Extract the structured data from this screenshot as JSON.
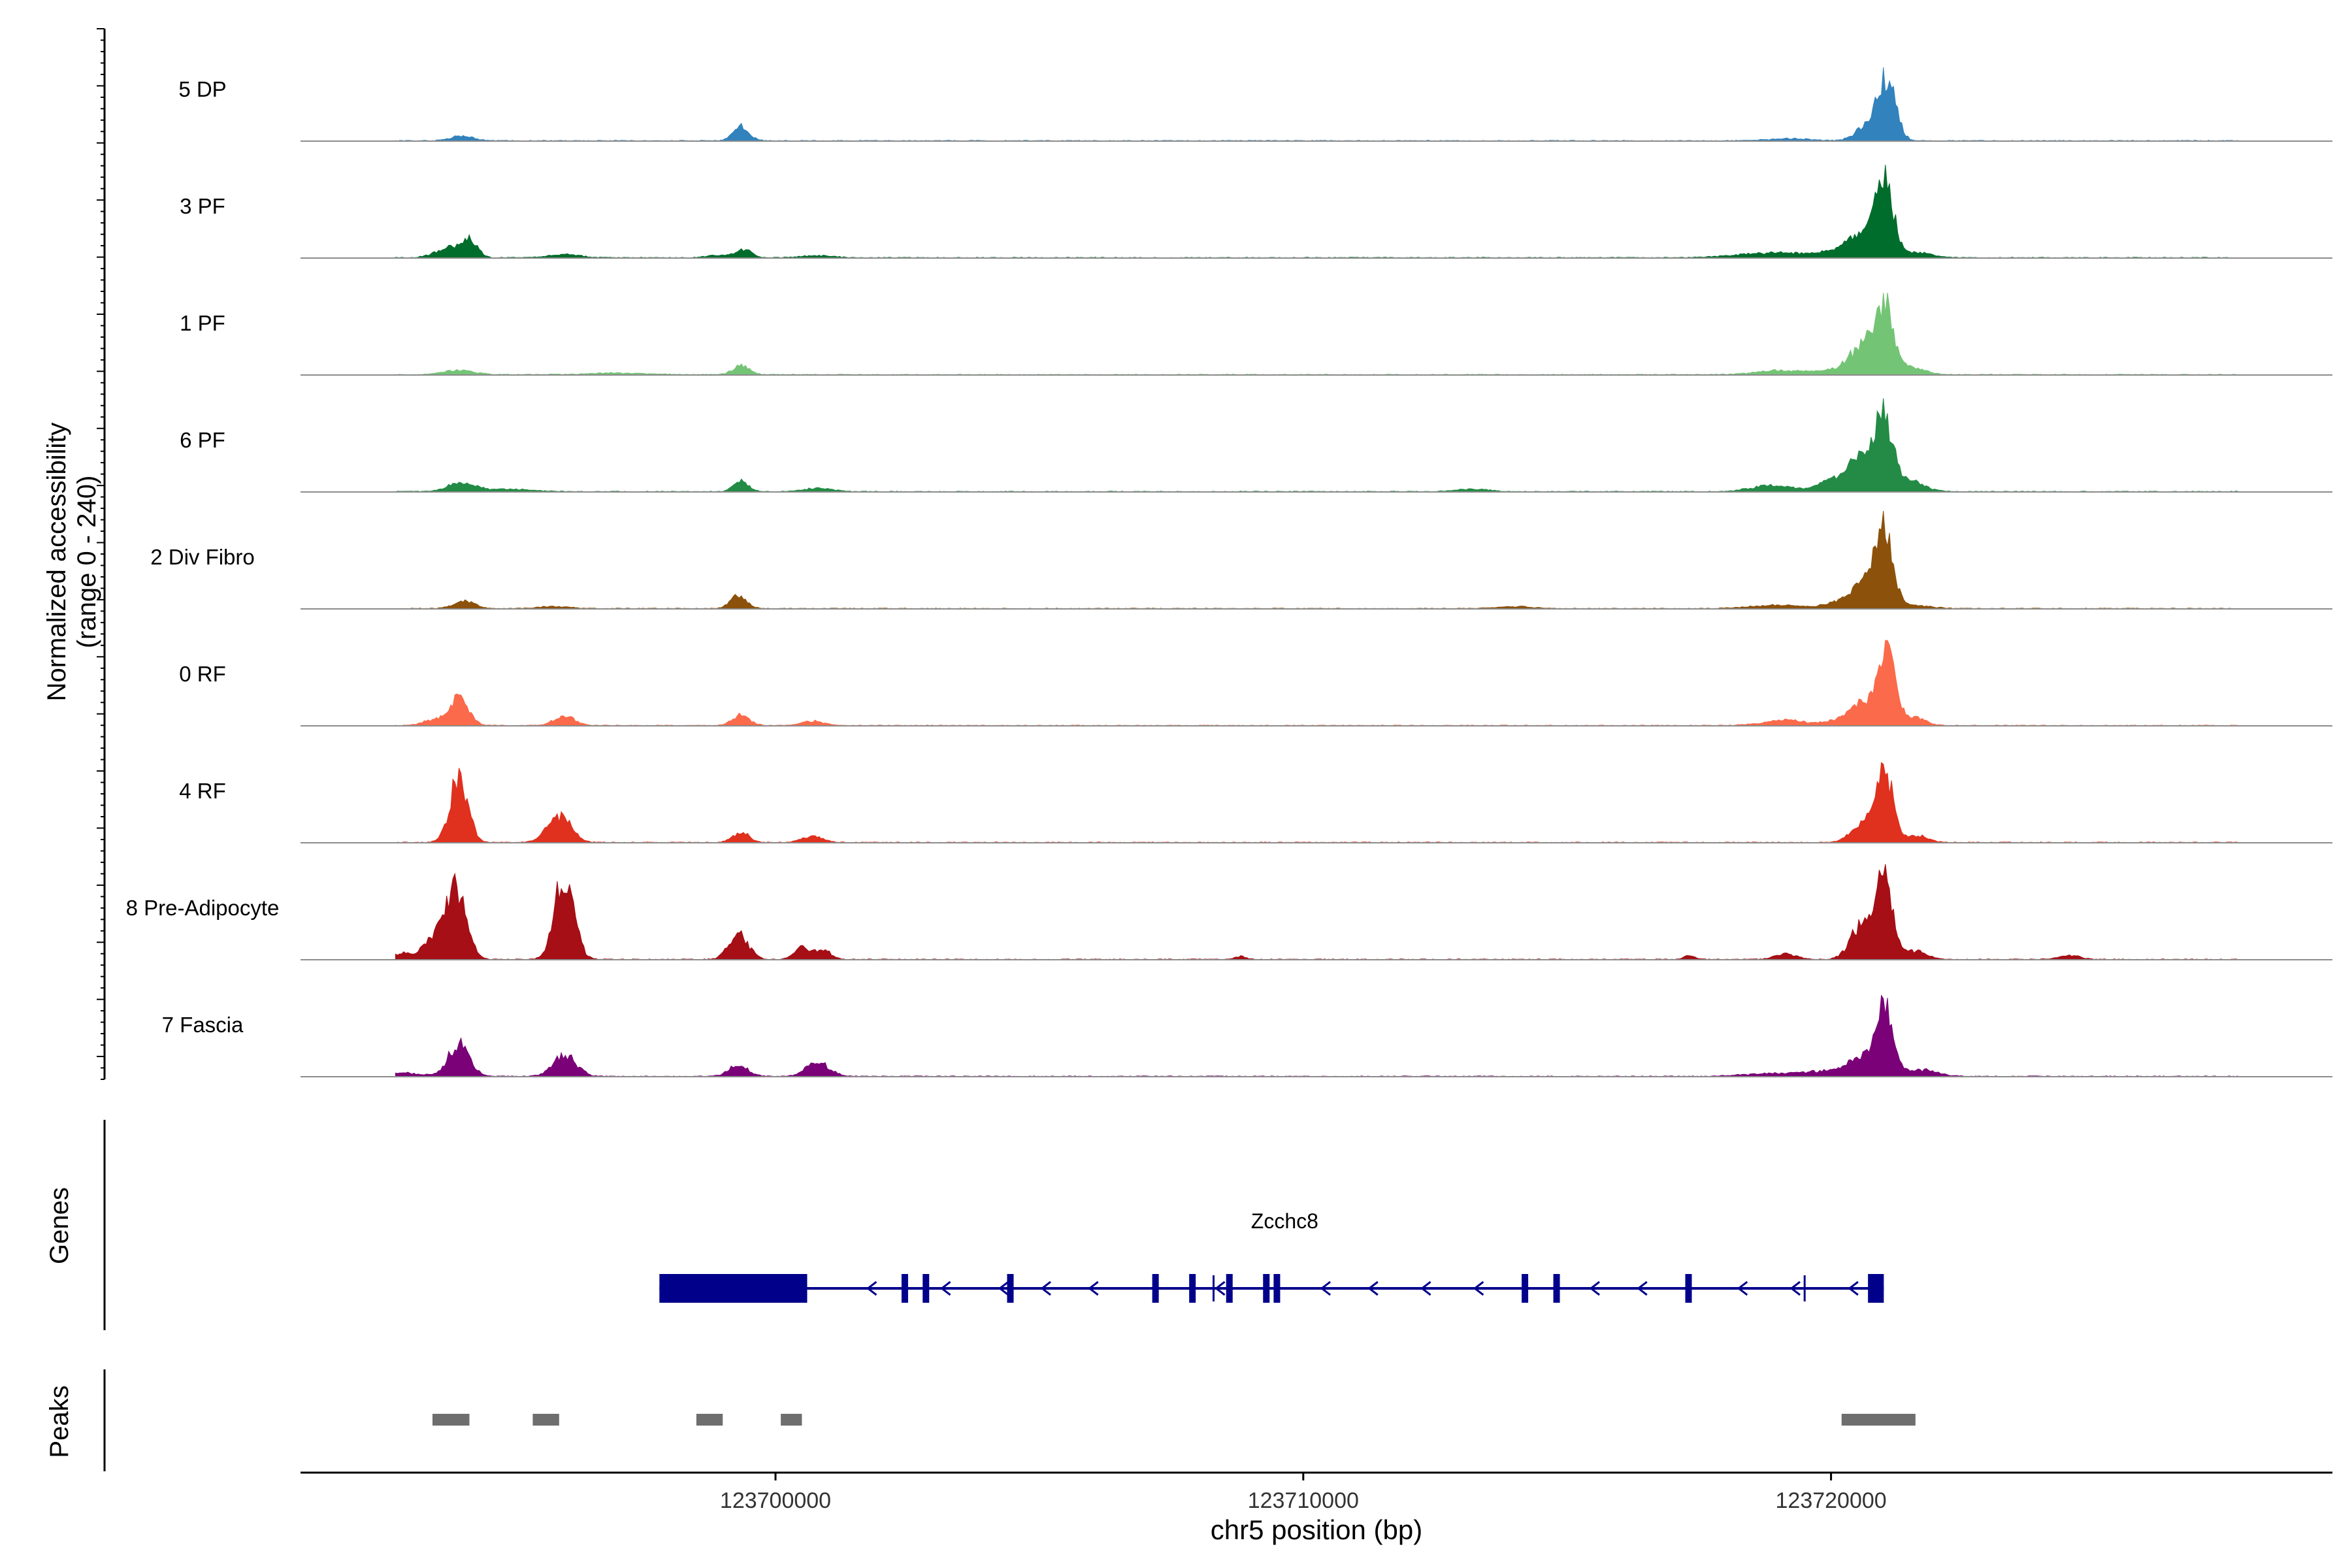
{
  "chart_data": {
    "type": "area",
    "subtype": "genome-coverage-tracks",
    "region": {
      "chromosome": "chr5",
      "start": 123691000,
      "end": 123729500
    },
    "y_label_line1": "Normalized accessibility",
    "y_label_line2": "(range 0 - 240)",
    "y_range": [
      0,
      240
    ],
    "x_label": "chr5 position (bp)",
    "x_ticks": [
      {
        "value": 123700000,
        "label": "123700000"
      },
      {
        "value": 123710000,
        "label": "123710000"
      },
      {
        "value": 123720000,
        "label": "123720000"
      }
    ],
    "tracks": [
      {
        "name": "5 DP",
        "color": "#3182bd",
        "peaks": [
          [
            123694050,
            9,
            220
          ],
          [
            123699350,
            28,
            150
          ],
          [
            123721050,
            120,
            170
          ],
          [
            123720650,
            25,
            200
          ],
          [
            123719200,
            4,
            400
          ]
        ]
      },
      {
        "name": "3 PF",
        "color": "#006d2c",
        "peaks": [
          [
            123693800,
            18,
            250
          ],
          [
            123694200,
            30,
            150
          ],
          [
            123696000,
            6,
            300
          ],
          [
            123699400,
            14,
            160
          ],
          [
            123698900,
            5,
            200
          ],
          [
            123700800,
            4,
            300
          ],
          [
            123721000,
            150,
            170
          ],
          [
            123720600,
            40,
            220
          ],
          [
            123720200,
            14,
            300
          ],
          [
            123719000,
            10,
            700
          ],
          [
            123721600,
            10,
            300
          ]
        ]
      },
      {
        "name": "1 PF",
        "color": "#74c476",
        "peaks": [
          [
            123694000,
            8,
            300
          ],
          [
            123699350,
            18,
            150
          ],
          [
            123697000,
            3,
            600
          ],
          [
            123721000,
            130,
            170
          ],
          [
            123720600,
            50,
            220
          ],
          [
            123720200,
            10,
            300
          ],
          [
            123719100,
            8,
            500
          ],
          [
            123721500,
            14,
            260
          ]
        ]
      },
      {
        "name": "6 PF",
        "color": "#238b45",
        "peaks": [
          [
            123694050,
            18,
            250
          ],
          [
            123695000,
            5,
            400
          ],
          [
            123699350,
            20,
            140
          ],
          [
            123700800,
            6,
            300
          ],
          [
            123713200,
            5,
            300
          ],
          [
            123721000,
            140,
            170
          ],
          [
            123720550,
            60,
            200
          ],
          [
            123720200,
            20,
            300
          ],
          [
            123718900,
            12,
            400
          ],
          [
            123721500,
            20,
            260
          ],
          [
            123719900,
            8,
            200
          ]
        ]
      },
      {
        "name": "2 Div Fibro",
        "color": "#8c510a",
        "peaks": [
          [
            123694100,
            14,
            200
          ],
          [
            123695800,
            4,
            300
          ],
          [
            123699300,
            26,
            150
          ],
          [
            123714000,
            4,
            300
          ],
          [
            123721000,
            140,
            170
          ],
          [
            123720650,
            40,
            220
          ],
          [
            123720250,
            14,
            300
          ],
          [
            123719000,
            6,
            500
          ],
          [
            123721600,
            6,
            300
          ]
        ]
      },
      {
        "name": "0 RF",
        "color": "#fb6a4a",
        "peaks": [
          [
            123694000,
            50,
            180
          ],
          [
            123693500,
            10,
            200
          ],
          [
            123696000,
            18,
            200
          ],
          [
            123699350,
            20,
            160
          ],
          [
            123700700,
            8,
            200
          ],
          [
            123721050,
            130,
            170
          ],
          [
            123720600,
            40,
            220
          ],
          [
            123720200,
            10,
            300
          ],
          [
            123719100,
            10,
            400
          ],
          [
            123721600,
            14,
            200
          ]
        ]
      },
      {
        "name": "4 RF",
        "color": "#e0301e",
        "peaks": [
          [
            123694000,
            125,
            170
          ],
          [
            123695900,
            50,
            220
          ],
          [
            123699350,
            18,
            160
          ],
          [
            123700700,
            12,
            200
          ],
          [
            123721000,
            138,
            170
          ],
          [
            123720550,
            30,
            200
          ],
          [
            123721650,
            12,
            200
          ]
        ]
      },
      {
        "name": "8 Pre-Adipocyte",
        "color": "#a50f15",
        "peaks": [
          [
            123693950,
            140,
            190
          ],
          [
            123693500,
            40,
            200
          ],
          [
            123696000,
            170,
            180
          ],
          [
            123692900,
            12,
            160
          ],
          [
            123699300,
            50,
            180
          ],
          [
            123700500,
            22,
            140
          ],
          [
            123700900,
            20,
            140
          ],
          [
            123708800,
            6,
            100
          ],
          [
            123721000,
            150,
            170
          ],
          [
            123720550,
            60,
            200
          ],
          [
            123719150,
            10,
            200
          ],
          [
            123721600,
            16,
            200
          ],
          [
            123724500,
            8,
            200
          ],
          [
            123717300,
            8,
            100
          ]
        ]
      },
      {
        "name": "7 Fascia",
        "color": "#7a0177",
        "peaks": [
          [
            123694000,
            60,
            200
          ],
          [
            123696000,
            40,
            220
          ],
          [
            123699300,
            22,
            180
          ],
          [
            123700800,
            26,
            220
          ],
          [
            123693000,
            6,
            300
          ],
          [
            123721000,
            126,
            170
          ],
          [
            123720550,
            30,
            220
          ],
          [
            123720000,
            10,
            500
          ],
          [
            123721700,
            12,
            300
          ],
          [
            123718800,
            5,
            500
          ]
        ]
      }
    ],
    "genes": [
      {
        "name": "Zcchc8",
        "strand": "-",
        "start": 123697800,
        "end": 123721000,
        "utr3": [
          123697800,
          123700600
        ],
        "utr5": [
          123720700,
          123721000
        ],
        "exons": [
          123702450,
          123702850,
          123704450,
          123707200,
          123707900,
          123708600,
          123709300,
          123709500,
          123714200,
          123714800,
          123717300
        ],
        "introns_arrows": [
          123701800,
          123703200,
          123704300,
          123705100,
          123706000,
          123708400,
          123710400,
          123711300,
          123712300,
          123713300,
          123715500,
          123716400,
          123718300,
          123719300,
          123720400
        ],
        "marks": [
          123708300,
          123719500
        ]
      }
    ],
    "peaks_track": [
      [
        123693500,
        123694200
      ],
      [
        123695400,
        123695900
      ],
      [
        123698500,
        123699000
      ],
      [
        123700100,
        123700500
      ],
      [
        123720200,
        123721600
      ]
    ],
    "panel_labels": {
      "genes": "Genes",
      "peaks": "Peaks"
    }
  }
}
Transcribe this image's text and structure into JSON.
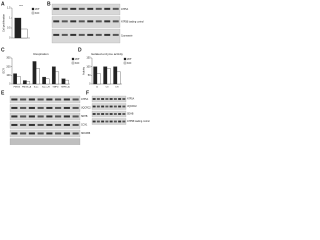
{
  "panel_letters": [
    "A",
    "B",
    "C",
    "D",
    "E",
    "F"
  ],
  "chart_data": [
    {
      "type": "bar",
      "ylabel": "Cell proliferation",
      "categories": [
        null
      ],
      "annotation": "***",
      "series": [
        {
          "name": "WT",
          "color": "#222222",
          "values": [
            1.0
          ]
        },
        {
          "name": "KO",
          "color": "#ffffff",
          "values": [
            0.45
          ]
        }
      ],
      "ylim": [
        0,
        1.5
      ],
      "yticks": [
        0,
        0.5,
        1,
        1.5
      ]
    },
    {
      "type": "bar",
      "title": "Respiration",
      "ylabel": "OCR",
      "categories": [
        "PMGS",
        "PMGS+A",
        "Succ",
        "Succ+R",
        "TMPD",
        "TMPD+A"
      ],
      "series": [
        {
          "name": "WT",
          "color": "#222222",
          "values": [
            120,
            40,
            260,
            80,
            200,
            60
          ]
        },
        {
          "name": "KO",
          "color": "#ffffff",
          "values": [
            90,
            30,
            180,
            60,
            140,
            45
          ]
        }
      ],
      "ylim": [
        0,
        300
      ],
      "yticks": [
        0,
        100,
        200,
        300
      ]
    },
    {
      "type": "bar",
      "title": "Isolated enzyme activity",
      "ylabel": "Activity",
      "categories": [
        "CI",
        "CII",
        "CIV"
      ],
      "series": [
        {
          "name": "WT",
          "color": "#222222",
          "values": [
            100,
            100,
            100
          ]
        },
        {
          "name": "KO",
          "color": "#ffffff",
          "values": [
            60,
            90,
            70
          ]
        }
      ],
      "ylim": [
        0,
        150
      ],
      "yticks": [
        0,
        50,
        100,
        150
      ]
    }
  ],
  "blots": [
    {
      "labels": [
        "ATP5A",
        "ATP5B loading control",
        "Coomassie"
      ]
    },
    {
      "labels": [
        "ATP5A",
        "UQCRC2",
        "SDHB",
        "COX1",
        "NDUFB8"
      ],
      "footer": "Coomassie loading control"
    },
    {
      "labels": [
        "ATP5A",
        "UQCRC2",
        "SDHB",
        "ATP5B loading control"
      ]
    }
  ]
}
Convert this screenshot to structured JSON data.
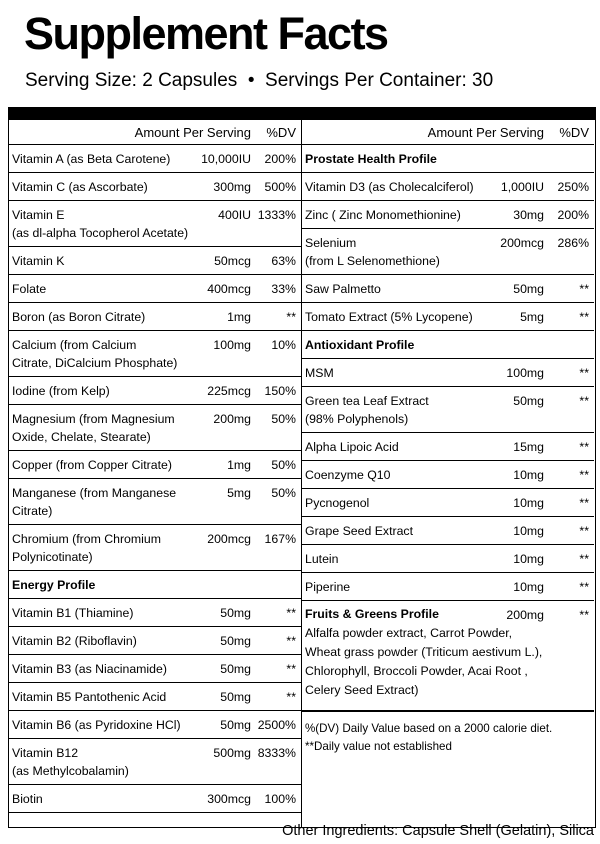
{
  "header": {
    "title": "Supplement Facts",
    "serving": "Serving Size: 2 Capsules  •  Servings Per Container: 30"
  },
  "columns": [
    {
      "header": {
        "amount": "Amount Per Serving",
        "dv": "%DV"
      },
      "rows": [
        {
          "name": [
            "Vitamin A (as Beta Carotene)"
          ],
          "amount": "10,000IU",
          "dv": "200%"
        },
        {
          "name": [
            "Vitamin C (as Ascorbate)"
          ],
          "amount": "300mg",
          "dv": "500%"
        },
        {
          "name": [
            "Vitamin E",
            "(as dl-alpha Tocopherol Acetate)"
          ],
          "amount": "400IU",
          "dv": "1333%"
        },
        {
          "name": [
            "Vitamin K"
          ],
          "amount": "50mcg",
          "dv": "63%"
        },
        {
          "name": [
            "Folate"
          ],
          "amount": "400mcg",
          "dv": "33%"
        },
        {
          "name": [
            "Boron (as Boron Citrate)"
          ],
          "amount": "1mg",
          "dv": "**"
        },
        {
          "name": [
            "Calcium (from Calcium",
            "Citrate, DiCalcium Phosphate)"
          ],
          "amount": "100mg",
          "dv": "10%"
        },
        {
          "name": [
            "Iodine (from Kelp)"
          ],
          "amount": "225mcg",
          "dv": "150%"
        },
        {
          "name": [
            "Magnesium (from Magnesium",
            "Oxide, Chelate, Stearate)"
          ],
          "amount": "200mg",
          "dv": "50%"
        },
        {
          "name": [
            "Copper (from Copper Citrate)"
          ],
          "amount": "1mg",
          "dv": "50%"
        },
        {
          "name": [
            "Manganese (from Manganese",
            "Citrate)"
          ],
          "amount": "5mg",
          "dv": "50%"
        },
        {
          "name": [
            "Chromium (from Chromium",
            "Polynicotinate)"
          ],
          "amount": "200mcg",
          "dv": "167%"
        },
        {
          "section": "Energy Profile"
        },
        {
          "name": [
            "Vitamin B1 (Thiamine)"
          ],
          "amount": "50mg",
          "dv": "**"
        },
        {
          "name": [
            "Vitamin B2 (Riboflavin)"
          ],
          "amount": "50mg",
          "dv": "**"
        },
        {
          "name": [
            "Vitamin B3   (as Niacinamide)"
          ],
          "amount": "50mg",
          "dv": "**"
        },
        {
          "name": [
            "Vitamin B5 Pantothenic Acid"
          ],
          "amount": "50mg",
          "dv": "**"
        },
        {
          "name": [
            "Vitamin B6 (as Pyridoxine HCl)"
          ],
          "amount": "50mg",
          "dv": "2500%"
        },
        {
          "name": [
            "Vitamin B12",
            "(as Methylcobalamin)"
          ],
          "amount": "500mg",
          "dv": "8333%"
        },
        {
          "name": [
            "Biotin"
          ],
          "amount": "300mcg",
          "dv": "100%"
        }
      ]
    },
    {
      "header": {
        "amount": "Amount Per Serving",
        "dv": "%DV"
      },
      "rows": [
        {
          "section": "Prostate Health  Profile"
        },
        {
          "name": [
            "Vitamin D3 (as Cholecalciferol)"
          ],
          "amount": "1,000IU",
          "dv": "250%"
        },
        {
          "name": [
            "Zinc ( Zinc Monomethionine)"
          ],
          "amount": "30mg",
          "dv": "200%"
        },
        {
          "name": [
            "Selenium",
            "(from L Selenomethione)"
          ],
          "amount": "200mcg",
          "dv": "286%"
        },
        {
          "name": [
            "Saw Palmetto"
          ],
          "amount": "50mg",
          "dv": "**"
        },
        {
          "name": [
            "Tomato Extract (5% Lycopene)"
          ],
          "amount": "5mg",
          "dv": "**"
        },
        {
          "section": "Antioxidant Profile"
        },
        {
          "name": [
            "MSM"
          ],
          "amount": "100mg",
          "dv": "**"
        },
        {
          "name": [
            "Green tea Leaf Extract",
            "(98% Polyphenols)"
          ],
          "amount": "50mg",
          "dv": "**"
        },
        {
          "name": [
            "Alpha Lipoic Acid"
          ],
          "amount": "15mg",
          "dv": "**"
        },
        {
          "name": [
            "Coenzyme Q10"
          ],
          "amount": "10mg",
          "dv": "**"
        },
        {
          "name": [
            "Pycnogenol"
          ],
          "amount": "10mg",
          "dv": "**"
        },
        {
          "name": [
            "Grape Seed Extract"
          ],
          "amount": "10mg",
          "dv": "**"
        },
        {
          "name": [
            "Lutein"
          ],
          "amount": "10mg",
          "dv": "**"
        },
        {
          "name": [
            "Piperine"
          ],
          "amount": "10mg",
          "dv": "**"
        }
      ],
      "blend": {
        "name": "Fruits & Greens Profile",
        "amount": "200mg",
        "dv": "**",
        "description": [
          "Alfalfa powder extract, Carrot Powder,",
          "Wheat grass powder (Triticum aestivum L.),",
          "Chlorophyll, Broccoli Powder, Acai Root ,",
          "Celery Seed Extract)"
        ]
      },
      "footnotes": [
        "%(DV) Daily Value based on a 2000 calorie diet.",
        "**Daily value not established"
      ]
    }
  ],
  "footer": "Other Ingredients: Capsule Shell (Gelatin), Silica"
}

_Assigned task:_ Using the listing above, list every line in which the string "JSON" occurs.

_Solution:_
Extract the structured data from this screenshot as JSON.
Transcribe this image's text and structure into JSON.
Convert this screenshot to structured JSON data.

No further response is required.